Here are some records; copy every line that holds the word "correct".

## start RECORD EXTRACTS

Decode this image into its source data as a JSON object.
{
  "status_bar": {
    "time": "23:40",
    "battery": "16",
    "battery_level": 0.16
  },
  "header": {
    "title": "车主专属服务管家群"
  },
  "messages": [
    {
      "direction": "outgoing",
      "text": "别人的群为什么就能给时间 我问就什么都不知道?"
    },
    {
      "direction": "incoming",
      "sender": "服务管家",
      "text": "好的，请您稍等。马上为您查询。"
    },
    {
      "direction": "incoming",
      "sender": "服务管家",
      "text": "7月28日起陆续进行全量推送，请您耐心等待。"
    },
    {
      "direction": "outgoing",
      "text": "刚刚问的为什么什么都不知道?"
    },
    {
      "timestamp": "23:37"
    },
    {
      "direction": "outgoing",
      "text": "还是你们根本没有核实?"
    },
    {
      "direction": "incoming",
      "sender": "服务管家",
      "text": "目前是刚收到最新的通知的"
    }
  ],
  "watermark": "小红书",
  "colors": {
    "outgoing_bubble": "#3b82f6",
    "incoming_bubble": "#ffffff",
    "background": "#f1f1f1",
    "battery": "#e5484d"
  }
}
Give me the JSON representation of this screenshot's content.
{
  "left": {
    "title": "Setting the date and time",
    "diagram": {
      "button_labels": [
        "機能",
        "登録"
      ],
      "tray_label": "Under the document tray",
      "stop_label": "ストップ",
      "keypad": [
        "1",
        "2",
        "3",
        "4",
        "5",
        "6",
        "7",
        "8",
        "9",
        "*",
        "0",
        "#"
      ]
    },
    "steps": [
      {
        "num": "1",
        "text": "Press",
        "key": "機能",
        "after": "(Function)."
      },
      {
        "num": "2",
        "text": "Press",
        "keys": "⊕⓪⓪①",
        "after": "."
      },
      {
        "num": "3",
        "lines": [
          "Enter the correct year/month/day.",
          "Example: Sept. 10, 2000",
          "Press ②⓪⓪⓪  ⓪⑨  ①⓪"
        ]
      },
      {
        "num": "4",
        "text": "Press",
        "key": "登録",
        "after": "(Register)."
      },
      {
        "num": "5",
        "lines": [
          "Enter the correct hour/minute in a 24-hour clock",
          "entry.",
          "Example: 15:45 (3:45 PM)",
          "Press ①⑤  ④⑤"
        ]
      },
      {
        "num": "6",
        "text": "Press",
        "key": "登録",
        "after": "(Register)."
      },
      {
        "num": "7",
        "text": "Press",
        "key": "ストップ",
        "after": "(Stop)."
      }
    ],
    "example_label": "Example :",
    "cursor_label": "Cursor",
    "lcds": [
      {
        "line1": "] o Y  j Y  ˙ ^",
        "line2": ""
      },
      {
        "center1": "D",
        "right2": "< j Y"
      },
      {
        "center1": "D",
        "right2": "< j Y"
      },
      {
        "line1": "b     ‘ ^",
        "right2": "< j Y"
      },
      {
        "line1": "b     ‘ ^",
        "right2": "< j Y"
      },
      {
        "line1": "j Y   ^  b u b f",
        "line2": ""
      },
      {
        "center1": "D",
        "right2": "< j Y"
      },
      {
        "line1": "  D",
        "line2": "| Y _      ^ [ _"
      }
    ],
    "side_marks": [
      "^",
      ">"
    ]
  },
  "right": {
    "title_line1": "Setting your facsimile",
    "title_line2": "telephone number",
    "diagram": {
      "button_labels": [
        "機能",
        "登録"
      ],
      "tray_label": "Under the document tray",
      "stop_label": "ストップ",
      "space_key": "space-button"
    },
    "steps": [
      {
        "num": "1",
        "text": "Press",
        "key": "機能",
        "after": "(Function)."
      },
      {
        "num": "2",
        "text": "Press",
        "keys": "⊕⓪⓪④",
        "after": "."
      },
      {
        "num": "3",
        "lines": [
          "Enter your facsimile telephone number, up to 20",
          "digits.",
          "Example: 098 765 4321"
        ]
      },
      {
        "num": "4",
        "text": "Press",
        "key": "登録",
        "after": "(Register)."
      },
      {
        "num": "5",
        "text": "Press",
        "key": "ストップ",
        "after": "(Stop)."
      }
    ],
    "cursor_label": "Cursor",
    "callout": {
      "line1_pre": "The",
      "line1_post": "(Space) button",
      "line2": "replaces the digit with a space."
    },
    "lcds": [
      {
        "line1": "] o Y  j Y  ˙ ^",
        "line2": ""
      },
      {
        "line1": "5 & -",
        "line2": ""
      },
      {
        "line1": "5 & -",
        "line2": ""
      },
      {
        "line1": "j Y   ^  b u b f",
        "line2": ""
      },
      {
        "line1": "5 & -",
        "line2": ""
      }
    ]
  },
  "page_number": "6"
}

## end RECORD EXTRACTS

OUTPUT FOR THIS TASK ->
          "Enter the correct year/month/day.",
          "Enter the correct hour/minute in a 24-hour clock",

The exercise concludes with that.